■ **WRITTEN EXERCISE**
Print all the entries verbatim.

■ **DATA EXCERPTS**
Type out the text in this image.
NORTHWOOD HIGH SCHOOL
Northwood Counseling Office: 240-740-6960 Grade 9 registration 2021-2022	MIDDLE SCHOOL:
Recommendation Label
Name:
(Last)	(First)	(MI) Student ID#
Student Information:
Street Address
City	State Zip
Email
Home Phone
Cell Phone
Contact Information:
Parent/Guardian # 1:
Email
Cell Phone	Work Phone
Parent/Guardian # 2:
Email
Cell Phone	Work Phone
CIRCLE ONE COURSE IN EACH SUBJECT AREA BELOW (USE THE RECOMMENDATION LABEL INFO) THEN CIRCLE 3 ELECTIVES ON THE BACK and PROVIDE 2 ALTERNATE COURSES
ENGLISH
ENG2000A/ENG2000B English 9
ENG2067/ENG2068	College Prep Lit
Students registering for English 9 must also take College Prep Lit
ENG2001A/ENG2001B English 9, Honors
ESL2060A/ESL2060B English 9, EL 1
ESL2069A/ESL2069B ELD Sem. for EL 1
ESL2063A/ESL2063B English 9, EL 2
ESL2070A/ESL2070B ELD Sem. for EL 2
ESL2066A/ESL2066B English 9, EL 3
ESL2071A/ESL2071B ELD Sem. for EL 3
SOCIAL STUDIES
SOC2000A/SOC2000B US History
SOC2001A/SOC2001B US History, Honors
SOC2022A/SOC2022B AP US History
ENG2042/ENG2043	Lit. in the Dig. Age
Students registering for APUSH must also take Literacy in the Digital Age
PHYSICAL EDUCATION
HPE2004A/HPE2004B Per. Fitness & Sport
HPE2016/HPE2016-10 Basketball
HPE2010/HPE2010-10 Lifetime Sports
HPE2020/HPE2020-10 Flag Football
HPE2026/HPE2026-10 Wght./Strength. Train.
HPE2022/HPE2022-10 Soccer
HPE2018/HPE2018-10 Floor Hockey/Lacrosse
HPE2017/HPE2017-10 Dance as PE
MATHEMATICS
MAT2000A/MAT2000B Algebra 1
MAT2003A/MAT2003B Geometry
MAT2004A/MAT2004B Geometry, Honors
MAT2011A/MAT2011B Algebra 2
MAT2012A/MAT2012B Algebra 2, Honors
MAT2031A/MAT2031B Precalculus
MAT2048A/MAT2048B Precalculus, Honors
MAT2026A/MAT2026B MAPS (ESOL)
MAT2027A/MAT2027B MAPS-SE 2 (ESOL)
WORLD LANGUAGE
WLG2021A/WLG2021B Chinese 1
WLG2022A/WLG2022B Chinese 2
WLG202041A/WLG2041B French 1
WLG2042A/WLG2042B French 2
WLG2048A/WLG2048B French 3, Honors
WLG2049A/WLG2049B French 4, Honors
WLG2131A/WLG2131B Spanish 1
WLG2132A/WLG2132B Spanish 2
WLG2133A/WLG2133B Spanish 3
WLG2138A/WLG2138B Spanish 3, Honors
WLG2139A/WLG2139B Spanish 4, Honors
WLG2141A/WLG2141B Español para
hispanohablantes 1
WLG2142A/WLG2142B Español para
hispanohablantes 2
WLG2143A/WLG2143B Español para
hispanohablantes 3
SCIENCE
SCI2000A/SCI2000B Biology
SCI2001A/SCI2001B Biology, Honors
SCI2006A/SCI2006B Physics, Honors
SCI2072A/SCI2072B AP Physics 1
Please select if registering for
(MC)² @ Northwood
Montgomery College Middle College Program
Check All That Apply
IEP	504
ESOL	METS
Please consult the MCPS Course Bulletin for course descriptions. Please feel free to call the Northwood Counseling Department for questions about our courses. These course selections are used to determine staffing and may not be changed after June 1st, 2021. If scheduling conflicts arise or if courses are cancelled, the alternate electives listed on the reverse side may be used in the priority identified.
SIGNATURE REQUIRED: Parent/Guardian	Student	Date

■ **ANSWER FOR THE TASK**
Type out the text in this image.
NORTHWOOD HIGH SCHOOL
Northwood Counseling Office: 240-740-6960 Grade 9 registration 2021-2022	MIDDLE SCHOOL:
Recommendation Label
Name:
(Last)	(First)	(MI) Student ID#
Student Information:
Street Address
City	State Zip
Email
Home Phone
Cell Phone
Contact Information:
Parent/Guardian # 1:
Email
Cell Phone	Work Phone
Parent/Guardian # 2:
Email
Cell Phone	Work Phone
CIRCLE ONE COURSE IN EACH SUBJECT AREA BELOW (USE THE RECOMMENDATION LABEL INFO) THEN CIRCLE 3 ELECTIVES ON THE BACK and PROVIDE 2 ALTERNATE COURSES
ENGLISH
ENG2000A/ENG2000B English 9
ENG2067/ENG2068	College Prep Lit
Students registering for English 9 must also take College Prep Lit
ENG2001A/ENG2001B English 9, Honors
ESL2060A/ESL2060B English 9, EL 1
ESL2069A/ESL2069B ELD Sem. for EL 1
ESL2063A/ESL2063B English 9, EL 2
ESL2070A/ESL2070B ELD Sem. for EL 2
ESL2066A/ESL2066B English 9, EL 3
ESL2071A/ESL2071B ELD Sem. for EL 3
SOCIAL STUDIES
SOC2000A/SOC2000B US History
SOC2001A/SOC2001B US History, Honors
SOC2022A/SOC2022B AP US History
ENG2042/ENG2043	Lit. in the Dig. Age
Students registering for APUSH must also take Literacy in the Digital Age
PHYSICAL EDUCATION
HPE2004A/HPE2004B Per. Fitness & Sport
HPE2016/HPE2016-10 Basketball
HPE2010/HPE2010-10 Lifetime Sports
HPE2020/HPE2020-10 Flag Football
HPE2026/HPE2026-10 Wght./Strength. Train.
HPE2022/HPE2022-10 Soccer
HPE2018/HPE2018-10 Floor Hockey/Lacrosse
HPE2017/HPE2017-10 Dance as PE
MATHEMATICS
MAT2000A/MAT2000B Algebra 1
MAT2003A/MAT2003B Geometry
MAT2004A/MAT2004B Geometry, Honors
MAT2011A/MAT2011B Algebra 2
MAT2012A/MAT2012B Algebra 2, Honors
MAT2031A/MAT2031B Precalculus
MAT2048A/MAT2048B Precalculus, Honors
MAT2026A/MAT2026B MAPS (ESOL)
MAT2027A/MAT2027B MAPS-SE 2 (ESOL)
WORLD LANGUAGE
WLG2021A/WLG2021B Chinese 1
WLG2022A/WLG2022B Chinese 2
WLG202041A/WLG2041B French 1
WLG2042A/WLG2042B French 2
WLG2048A/WLG2048B French 3, Honors
WLG2049A/WLG2049B French 4, Honors
WLG2131A/WLG2131B Spanish 1
WLG2132A/WLG2132B Spanish 2
WLG2133A/WLG2133B Spanish 3
WLG2138A/WLG2138B Spanish 3, Honors
WLG2139A/WLG2139B Spanish 4, Honors
WLG2141A/WLG2141B Español para
hispanohablantes 1
WLG2142A/WLG2142B Español para
hispanohablantes 2
WLG2143A/WLG2143B Español para
hispanohablantes 3
SCIENCE
SCI2000A/SCI2000B Biology
SCI2001A/SCI2001B Biology, Honors
SCI2006A/SCI2006B Physics, Honors
SCI2072A/SCI2072B AP Physics 1
Please select if registering for
(MC)² @ Northwood
Montgomery College Middle College Program
Check All That Apply
IEP	504
ESOL	METS
Please consult the MCPS Course Bulletin for course descriptions. Please feel free to call the Northwood Counseling Department for questions about our courses. These course selections are used to determine staffing and may not be changed after June 1st, 2021. If scheduling conflicts arise or if courses are cancelled, the alternate electives listed on the reverse side may be used in the priority identified.
SIGNATURE REQUIRED: Parent/Guardian	Student	Date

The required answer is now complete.